Given problem: Look below and pull out each line with the word "System".

Supplied information:
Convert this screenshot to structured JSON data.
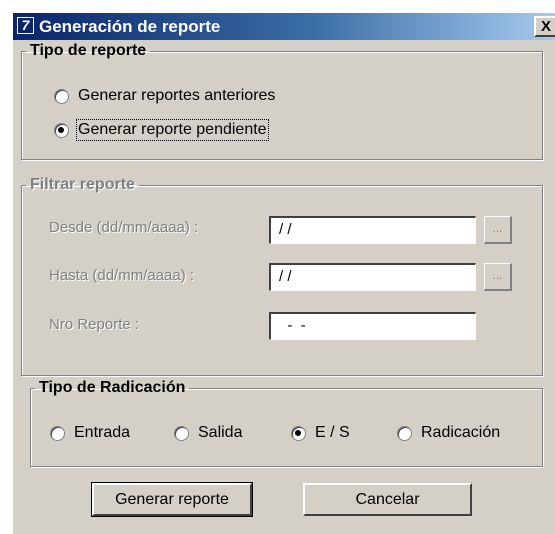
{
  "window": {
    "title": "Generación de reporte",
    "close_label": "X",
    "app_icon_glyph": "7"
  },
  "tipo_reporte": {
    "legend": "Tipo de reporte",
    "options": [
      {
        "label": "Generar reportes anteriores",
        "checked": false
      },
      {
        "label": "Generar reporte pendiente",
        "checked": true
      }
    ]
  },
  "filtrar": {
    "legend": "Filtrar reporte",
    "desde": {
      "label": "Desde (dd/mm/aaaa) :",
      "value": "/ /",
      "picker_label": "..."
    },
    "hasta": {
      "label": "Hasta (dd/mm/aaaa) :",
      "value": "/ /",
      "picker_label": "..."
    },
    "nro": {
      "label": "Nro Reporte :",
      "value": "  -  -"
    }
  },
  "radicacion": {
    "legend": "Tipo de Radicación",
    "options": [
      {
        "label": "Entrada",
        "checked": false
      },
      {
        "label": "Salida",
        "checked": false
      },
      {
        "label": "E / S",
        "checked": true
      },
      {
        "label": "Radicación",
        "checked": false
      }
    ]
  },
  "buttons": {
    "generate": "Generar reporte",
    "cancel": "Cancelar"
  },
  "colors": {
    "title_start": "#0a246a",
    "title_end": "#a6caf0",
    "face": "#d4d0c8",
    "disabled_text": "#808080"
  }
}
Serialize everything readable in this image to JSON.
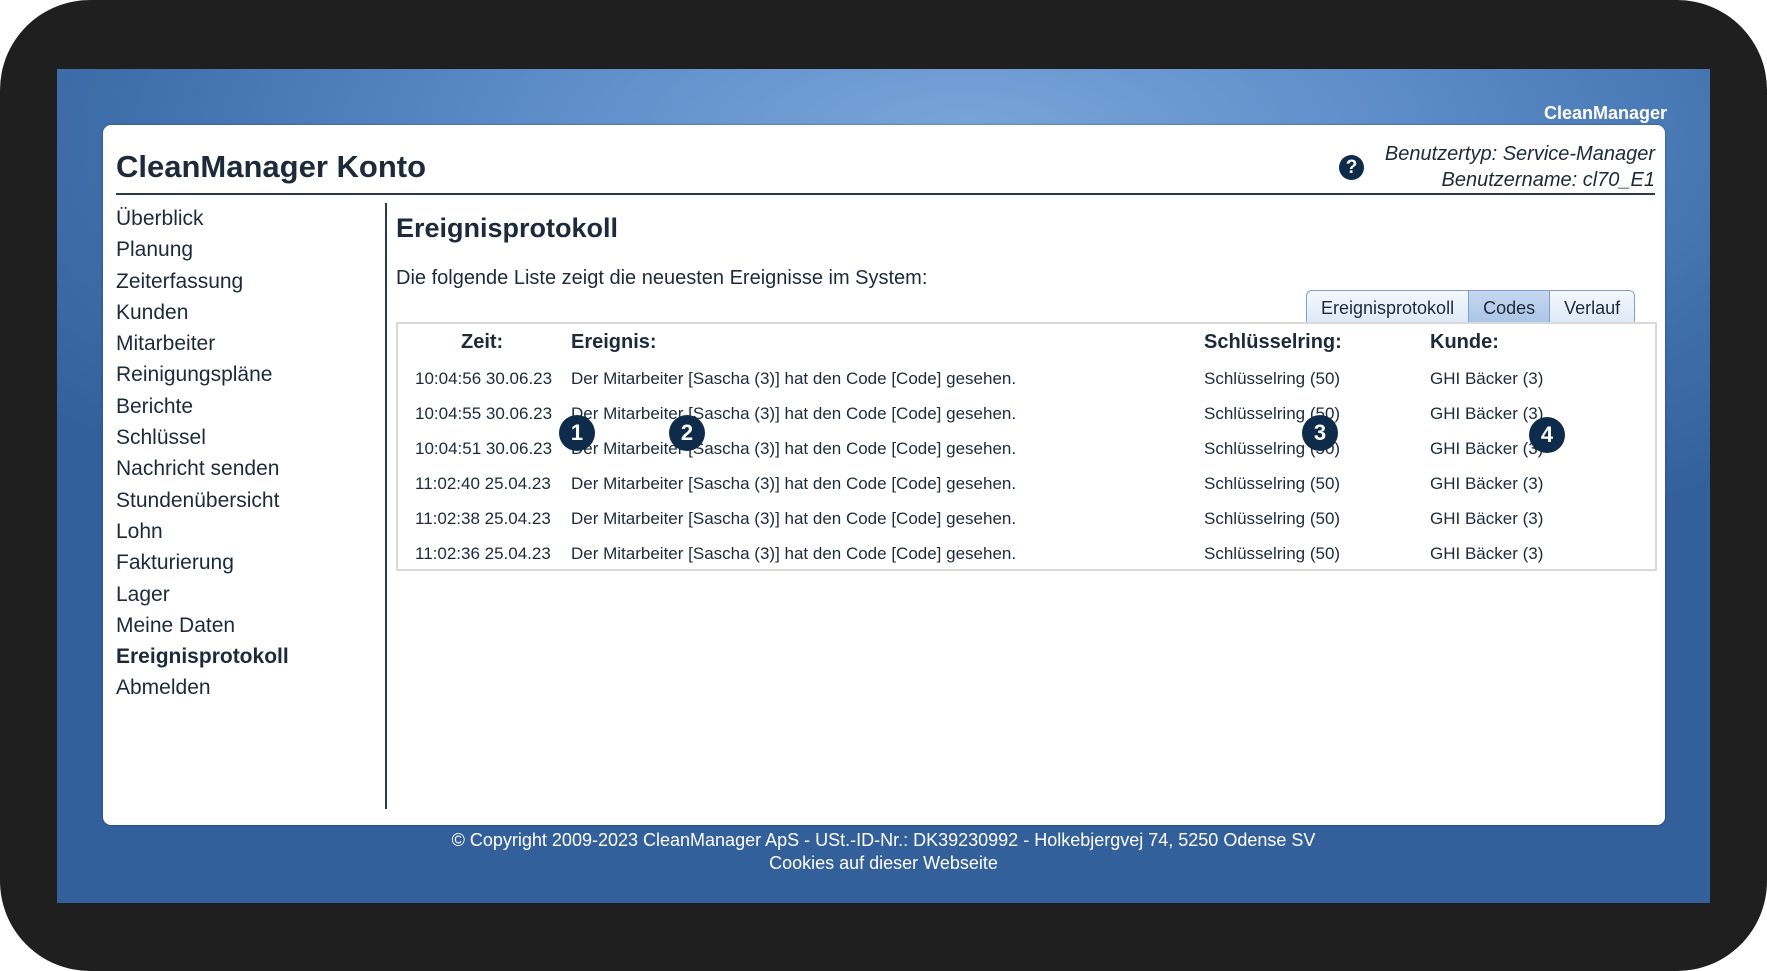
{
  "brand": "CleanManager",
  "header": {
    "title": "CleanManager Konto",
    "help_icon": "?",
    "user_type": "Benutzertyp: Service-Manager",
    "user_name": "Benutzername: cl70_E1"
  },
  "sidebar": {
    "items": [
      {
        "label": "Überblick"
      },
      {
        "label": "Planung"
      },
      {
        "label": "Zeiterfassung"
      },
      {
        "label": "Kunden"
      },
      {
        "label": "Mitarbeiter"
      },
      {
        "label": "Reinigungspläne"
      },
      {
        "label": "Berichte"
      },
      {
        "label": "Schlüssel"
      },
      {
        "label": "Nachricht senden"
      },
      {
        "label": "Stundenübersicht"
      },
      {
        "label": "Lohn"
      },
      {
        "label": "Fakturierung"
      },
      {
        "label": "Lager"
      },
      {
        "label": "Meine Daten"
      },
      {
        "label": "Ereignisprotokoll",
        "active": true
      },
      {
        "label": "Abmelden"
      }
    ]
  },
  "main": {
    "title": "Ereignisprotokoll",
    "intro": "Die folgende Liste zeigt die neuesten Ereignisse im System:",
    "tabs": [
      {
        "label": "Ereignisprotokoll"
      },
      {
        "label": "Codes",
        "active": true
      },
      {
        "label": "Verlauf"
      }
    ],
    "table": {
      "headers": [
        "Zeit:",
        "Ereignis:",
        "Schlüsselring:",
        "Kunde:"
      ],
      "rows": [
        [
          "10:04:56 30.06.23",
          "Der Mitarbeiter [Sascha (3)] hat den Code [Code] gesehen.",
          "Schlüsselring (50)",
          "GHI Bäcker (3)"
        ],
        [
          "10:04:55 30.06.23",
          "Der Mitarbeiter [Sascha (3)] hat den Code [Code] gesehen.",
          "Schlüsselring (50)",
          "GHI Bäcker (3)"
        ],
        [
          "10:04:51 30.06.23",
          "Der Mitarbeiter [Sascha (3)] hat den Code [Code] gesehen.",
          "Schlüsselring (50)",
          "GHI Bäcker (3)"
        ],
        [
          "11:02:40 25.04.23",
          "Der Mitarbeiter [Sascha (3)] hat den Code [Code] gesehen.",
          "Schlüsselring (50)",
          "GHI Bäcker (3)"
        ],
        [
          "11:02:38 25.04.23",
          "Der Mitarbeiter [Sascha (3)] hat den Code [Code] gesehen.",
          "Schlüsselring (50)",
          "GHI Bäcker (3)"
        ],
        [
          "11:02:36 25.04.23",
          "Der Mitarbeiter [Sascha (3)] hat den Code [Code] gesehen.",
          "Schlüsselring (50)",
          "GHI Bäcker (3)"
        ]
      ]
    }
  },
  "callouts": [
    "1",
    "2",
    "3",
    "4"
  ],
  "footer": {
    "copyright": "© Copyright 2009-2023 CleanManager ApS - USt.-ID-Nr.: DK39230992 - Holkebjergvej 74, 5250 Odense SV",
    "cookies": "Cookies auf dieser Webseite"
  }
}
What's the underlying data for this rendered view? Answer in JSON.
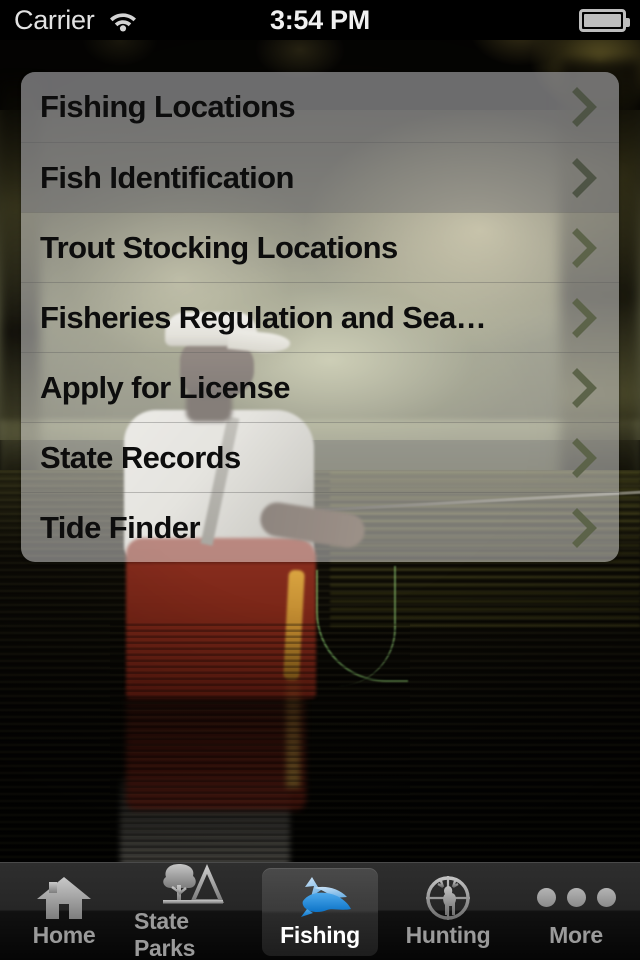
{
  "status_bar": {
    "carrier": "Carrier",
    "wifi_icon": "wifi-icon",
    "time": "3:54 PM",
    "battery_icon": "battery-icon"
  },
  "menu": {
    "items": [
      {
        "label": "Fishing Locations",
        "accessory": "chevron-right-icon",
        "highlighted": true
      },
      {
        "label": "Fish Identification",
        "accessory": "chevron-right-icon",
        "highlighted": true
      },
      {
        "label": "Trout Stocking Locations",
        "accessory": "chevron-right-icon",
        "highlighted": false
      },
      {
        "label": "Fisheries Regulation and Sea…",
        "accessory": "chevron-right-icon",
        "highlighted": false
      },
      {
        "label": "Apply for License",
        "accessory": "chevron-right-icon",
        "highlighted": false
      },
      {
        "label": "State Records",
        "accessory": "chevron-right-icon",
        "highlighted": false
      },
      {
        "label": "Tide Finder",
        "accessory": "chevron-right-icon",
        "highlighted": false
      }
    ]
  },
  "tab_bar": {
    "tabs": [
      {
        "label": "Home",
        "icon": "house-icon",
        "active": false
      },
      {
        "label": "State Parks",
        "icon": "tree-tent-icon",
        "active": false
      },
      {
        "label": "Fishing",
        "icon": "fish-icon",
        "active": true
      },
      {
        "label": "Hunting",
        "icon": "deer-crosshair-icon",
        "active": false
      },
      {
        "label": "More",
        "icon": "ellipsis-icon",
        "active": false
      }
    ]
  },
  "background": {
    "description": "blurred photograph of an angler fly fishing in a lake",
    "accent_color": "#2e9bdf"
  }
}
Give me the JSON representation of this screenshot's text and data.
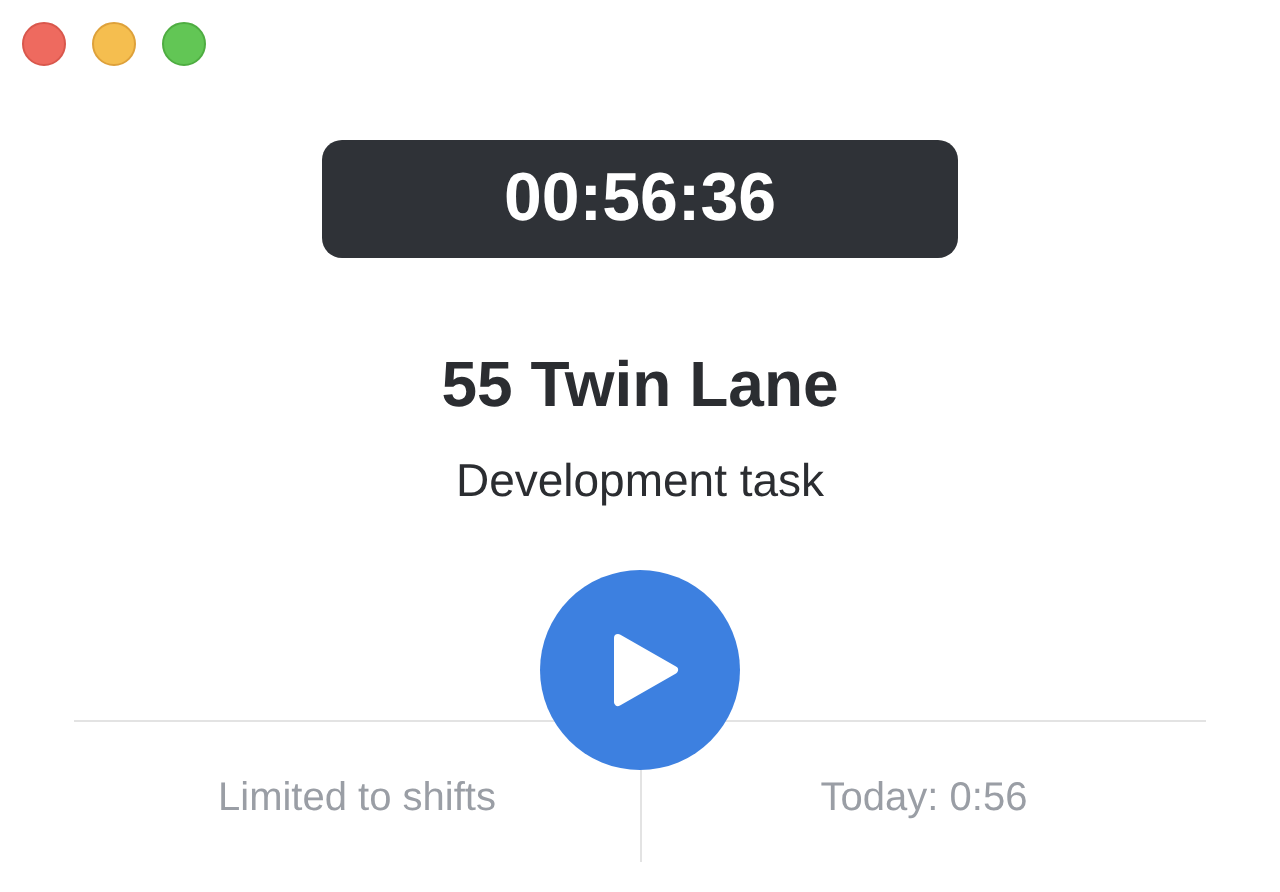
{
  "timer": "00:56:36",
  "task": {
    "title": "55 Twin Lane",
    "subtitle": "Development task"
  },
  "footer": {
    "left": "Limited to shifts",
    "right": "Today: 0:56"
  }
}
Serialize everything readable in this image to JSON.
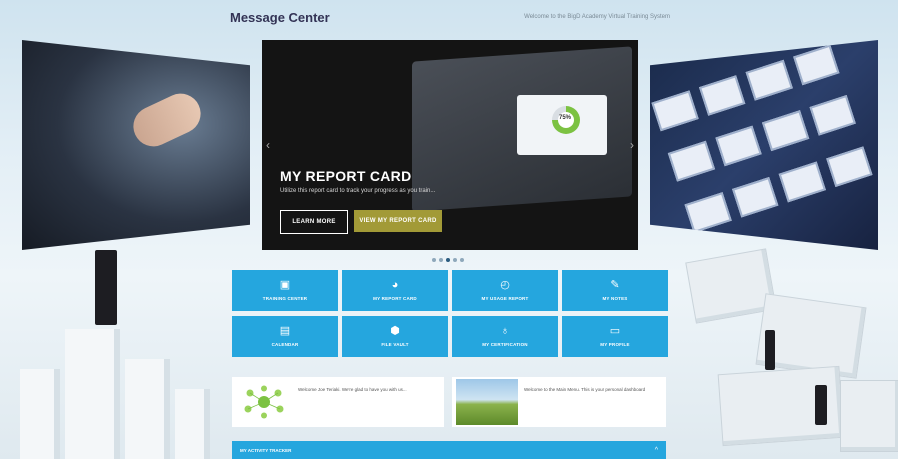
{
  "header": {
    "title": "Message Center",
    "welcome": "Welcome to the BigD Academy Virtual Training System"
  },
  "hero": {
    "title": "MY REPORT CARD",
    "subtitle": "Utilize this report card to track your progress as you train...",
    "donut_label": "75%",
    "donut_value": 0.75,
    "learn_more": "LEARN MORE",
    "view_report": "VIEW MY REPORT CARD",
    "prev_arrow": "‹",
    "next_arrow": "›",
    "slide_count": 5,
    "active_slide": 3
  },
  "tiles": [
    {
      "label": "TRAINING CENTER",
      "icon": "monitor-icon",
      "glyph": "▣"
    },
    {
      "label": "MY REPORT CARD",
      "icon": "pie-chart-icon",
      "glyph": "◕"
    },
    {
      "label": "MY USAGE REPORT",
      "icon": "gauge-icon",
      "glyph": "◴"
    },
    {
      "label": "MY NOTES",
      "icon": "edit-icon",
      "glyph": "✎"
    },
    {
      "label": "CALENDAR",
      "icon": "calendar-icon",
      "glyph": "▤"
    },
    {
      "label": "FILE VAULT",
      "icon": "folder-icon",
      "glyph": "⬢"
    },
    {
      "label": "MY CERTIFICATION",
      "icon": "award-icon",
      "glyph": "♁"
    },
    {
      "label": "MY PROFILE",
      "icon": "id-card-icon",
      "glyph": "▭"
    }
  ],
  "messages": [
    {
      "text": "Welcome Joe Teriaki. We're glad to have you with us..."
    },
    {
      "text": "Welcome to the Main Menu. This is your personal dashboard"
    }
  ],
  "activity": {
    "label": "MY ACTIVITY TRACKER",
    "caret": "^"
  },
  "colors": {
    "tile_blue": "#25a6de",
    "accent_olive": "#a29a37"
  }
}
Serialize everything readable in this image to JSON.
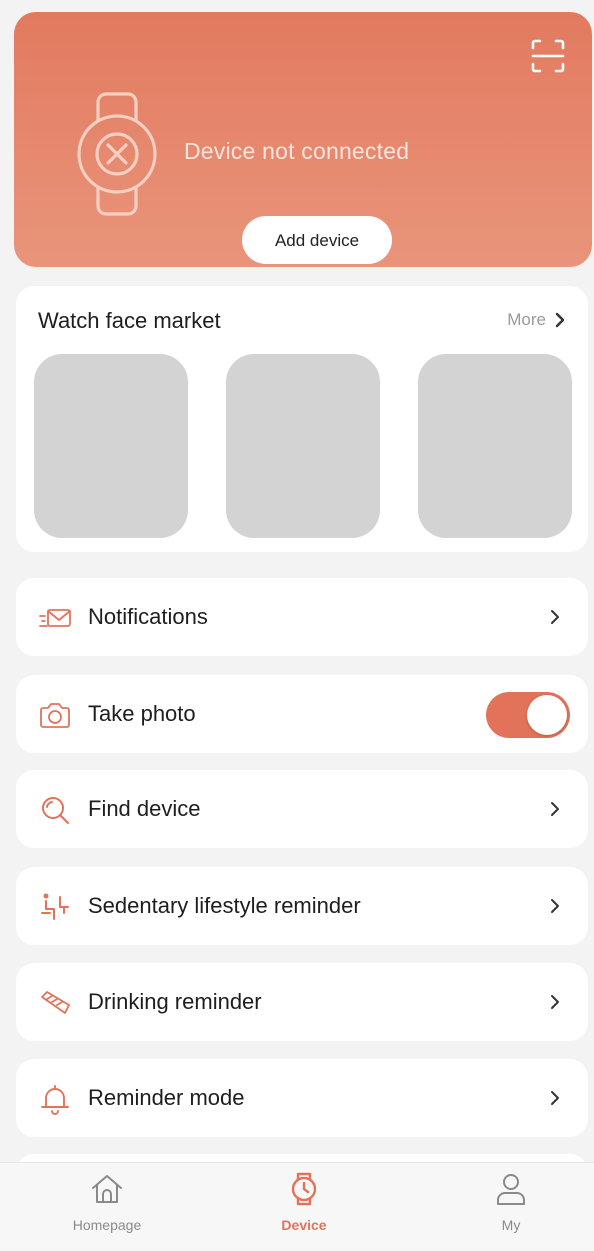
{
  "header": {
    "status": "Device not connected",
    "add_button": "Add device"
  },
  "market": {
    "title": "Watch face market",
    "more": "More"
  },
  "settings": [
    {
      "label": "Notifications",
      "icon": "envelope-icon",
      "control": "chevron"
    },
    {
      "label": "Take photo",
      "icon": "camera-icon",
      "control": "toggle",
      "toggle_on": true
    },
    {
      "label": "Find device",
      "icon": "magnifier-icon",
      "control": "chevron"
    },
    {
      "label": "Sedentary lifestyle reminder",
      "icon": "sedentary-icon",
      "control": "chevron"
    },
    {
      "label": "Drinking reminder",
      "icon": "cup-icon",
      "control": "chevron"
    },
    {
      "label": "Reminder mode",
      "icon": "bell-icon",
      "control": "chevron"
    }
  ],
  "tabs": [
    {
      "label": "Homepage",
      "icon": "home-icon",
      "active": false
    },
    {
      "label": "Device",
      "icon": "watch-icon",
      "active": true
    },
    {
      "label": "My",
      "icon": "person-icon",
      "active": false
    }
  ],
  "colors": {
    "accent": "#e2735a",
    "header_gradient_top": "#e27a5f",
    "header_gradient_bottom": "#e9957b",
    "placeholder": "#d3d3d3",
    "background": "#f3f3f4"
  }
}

Task result:
    "intro": "Die folgende Liste zeigt die neuesten Ereignisse im System:",
    "welcome": "Welcome to the BigD Academy Virtual Training System"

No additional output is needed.